OBJECTIVE:
From the entries below, copy every line where the string "consumed" appears.
===== PROVIDED INFORMATION =====
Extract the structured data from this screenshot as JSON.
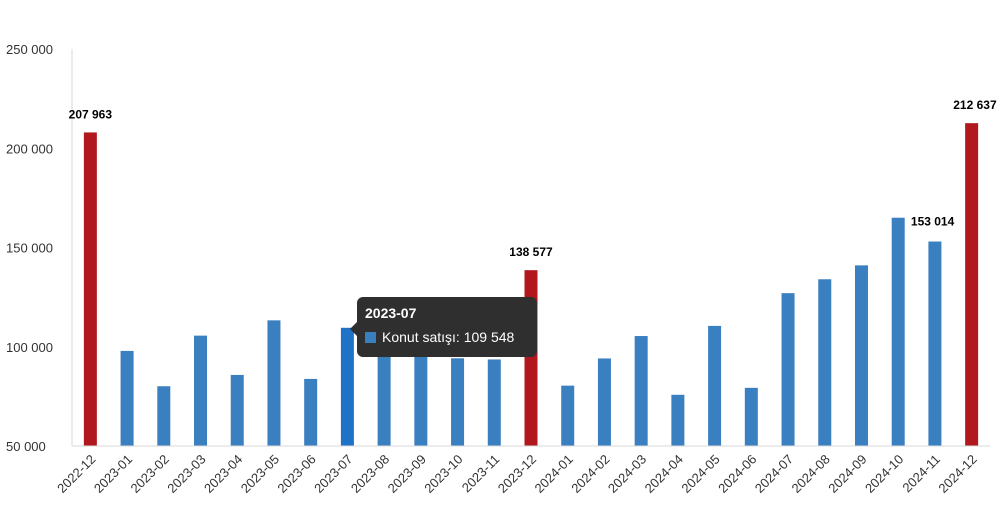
{
  "chart_data": {
    "type": "bar",
    "categories": [
      "2022-12",
      "2023-01",
      "2023-02",
      "2023-03",
      "2023-04",
      "2023-05",
      "2023-06",
      "2023-07",
      "2023-08",
      "2023-09",
      "2023-10",
      "2023-11",
      "2023-12",
      "2024-01",
      "2024-02",
      "2024-03",
      "2024-04",
      "2024-05",
      "2024-06",
      "2024-07",
      "2024-08",
      "2024-09",
      "2024-10",
      "2024-11",
      "2024-12"
    ],
    "series": [
      {
        "name": "Konut satışı",
        "values": [
          207963,
          97900,
          80100,
          105600,
          85800,
          113300,
          83800,
          109548,
          122000,
          101000,
          94200,
          93600,
          138577,
          80400,
          94100,
          105400,
          75800,
          110500,
          79300,
          127000,
          134000,
          141000,
          165000,
          153014,
          212637
        ]
      }
    ],
    "ylim": [
      50000,
      250000
    ],
    "yticks": [
      50000,
      100000,
      150000,
      200000,
      250000
    ],
    "ytick_labels": [
      "50 000",
      "100 000",
      "150 000",
      "200 000",
      "250 000"
    ],
    "data_labels": [
      {
        "index": 0,
        "text": "207 963"
      },
      {
        "index": 12,
        "text": "138 577"
      },
      {
        "index": 23,
        "text": "153 014"
      },
      {
        "index": 24,
        "text": "212 637"
      }
    ],
    "highlight_indices": [
      0,
      12,
      24
    ],
    "hovered_index": 7,
    "colors": {
      "bar": "#3a7fc0",
      "highlight": "#b0181e",
      "hover": "#1e73c7",
      "axis": "#d9d9d9",
      "tooltip_bg": "#2f2f2f"
    },
    "grid": false,
    "legend": "none"
  },
  "tooltip": {
    "title": "2023-07",
    "row": "Konut satışı: 109 548"
  }
}
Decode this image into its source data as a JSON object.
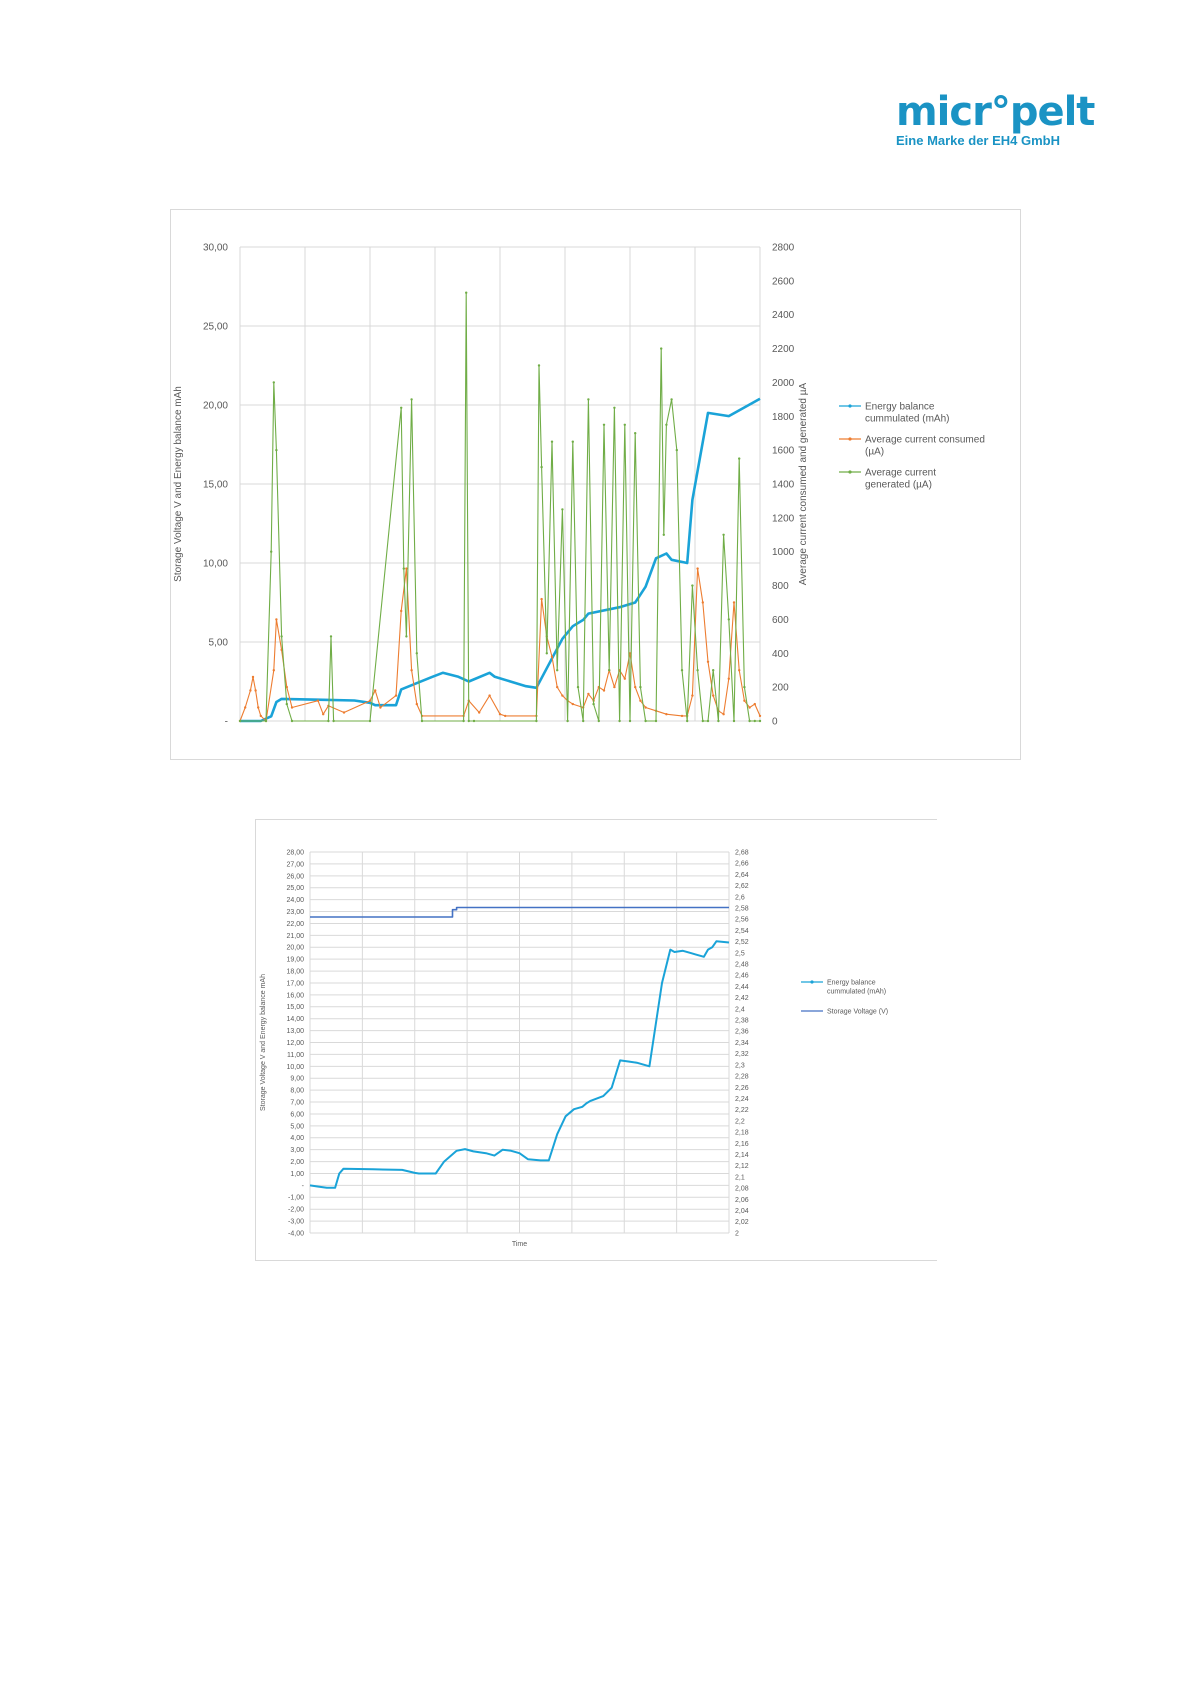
{
  "logo": {
    "word": "micr°pelt",
    "tagline": "Eine Marke der EH4 GmbH"
  },
  "colors": {
    "energy": "#1aa3d8",
    "consumed": "#ed7d31",
    "generated": "#70ad47",
    "voltage": "#4472c4",
    "brand": "#1a93c4"
  },
  "chart_data": [
    {
      "type": "line",
      "xlabel": "",
      "ylabel": "Storage Voltage V and Energy balance mAh",
      "y2label": "Average current consumed and generated µA",
      "ylim": [
        0,
        30
      ],
      "y2lim": [
        0,
        2800
      ],
      "yticks": [
        "-",
        "5,00",
        "10,00",
        "15,00",
        "20,00",
        "25,00",
        "30,00"
      ],
      "y2ticks": [
        "0",
        "200",
        "400",
        "600",
        "800",
        "1000",
        "1200",
        "1400",
        "1600",
        "1800",
        "2000",
        "2200",
        "2400",
        "2600",
        "2800"
      ],
      "grid": true,
      "legend": "right",
      "series": [
        {
          "name": "Energy balance cummulated (mAh)",
          "axis": "left",
          "x": [
            0,
            4,
            6,
            7,
            8,
            15,
            22,
            25,
            26,
            30,
            31,
            37,
            39,
            42,
            44,
            48,
            49,
            52,
            55,
            57,
            62,
            64,
            66,
            67,
            73,
            76,
            78,
            80,
            82,
            83,
            86,
            87,
            90,
            94,
            100
          ],
          "y": [
            0,
            0,
            0.3,
            1.2,
            1.4,
            1.35,
            1.3,
            1.15,
            1.0,
            1.0,
            2.0,
            2.8,
            3.05,
            2.8,
            2.5,
            3.05,
            2.8,
            2.5,
            2.2,
            2.1,
            5.2,
            6.0,
            6.4,
            6.8,
            7.2,
            7.5,
            8.5,
            10.3,
            10.6,
            10.2,
            10.0,
            14.0,
            19.5,
            19.3,
            20.4
          ]
        },
        {
          "name": "Average current consumed (µA)",
          "axis": "right",
          "x": [
            0,
            1,
            2,
            2.5,
            3,
            3.5,
            4,
            5,
            6.5,
            7,
            8,
            9,
            10,
            15,
            16,
            17,
            20,
            25,
            26,
            27,
            30,
            31,
            32,
            33,
            34,
            35,
            43,
            44,
            46,
            48,
            50,
            51,
            57,
            58,
            59,
            60,
            61,
            62,
            63,
            64,
            66,
            67,
            68,
            69,
            70,
            71,
            72,
            73,
            74,
            75,
            76,
            77,
            78,
            80,
            82,
            85,
            86,
            87,
            88,
            89,
            90,
            91,
            92,
            93,
            94,
            95,
            96,
            97,
            98,
            99,
            100
          ],
          "y": [
            0,
            80,
            180,
            260,
            180,
            80,
            30,
            0,
            300,
            600,
            420,
            200,
            80,
            120,
            40,
            90,
            50,
            120,
            180,
            80,
            150,
            650,
            900,
            300,
            100,
            30,
            30,
            120,
            50,
            150,
            40,
            30,
            30,
            720,
            500,
            380,
            200,
            150,
            120,
            100,
            80,
            160,
            120,
            200,
            180,
            300,
            200,
            300,
            250,
            400,
            200,
            120,
            80,
            60,
            40,
            30,
            30,
            150,
            900,
            700,
            350,
            150,
            60,
            40,
            250,
            700,
            300,
            120,
            80,
            100,
            30
          ]
        },
        {
          "name": "Average current generated (µA)",
          "axis": "right",
          "x": [
            0,
            5,
            6,
            6.5,
            7,
            8,
            9,
            10,
            17,
            17.5,
            18,
            25,
            31,
            31.5,
            32,
            33,
            34,
            35,
            43,
            43.5,
            44,
            45,
            57,
            57.5,
            58,
            59,
            60,
            61,
            62,
            63,
            64,
            65,
            66,
            67,
            68,
            69,
            70,
            71,
            72,
            73,
            74,
            75,
            76,
            77,
            78,
            80,
            81,
            81.5,
            82,
            83,
            84,
            85,
            86,
            87,
            88,
            89,
            90,
            91,
            92,
            93,
            94,
            95,
            96,
            97,
            98,
            99,
            100
          ],
          "y": [
            0,
            0,
            1000,
            2000,
            1600,
            500,
            100,
            0,
            0,
            500,
            0,
            0,
            1850,
            900,
            500,
            1900,
            400,
            0,
            0,
            2530,
            0,
            0,
            0,
            2100,
            1500,
            400,
            1650,
            300,
            1250,
            0,
            1650,
            200,
            0,
            1900,
            100,
            0,
            1750,
            300,
            1850,
            0,
            1750,
            0,
            1700,
            200,
            0,
            0,
            2200,
            1100,
            1750,
            1900,
            1600,
            300,
            0,
            800,
            300,
            0,
            0,
            300,
            0,
            1100,
            600,
            0,
            1550,
            200,
            0,
            0,
            0
          ]
        }
      ]
    },
    {
      "type": "line",
      "xlabel": "Time",
      "ylabel": "Storage Voltage V and Energy balance mAh",
      "ylim": [
        -4,
        28
      ],
      "y2lim": [
        2,
        2.68
      ],
      "yticks": [
        "-4,00",
        "-3,00",
        "-2,00",
        "-1,00",
        "-",
        "1,00",
        "2,00",
        "3,00",
        "4,00",
        "5,00",
        "6,00",
        "7,00",
        "8,00",
        "9,00",
        "10,00",
        "11,00",
        "12,00",
        "13,00",
        "14,00",
        "15,00",
        "16,00",
        "17,00",
        "18,00",
        "19,00",
        "20,00",
        "21,00",
        "22,00",
        "23,00",
        "24,00",
        "25,00",
        "26,00",
        "27,00",
        "28,00"
      ],
      "y2ticks": [
        "2",
        "2,02",
        "2,04",
        "2,06",
        "2,08",
        "2,1",
        "2,12",
        "2,14",
        "2,16",
        "2,18",
        "2,2",
        "2,22",
        "2,24",
        "2,26",
        "2,28",
        "2,3",
        "2,32",
        "2,34",
        "2,36",
        "2,38",
        "2,4",
        "2,42",
        "2,44",
        "2,46",
        "2,48",
        "2,5",
        "2,52",
        "2,54",
        "2,56",
        "2,58",
        "2,6",
        "2,62",
        "2,64",
        "2,66",
        "2,68"
      ],
      "grid": true,
      "legend": "right",
      "series": [
        {
          "name": "Energy balance cummulated (mAh)",
          "axis": "left",
          "x": [
            0,
            2,
            4,
            6,
            7,
            8,
            15,
            22,
            25,
            26,
            30,
            32,
            35,
            37,
            39,
            42,
            44,
            46,
            48,
            50,
            52,
            55,
            57,
            59,
            61,
            63,
            65,
            66,
            67,
            70,
            72,
            74,
            76,
            78,
            81,
            84,
            86,
            87,
            89,
            91,
            92,
            94,
            95,
            96,
            97,
            100
          ],
          "y": [
            0,
            -0.1,
            -0.2,
            -0.2,
            1.0,
            1.4,
            1.35,
            1.3,
            1.05,
            1.0,
            1.0,
            2.0,
            2.9,
            3.05,
            2.85,
            2.7,
            2.5,
            3.0,
            2.9,
            2.7,
            2.2,
            2.1,
            2.1,
            4.3,
            5.8,
            6.4,
            6.6,
            6.9,
            7.1,
            7.5,
            8.2,
            10.5,
            10.4,
            10.3,
            10.0,
            17.0,
            19.8,
            19.6,
            19.7,
            19.5,
            19.4,
            19.2,
            19.8,
            20.0,
            20.5,
            20.4
          ]
        },
        {
          "name": "Storage Voltage (V)",
          "axis": "right",
          "x": [
            0,
            34,
            34,
            35,
            35,
            100
          ],
          "y": [
            2.564,
            2.564,
            2.577,
            2.577,
            2.581,
            2.581
          ]
        }
      ]
    }
  ]
}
=====
SOLVED PROBLEM:
    "consumed": "#ed7d31",
      "y2label": "Average current consumed and generated µA",
          "name": "Average current consumed (µA)",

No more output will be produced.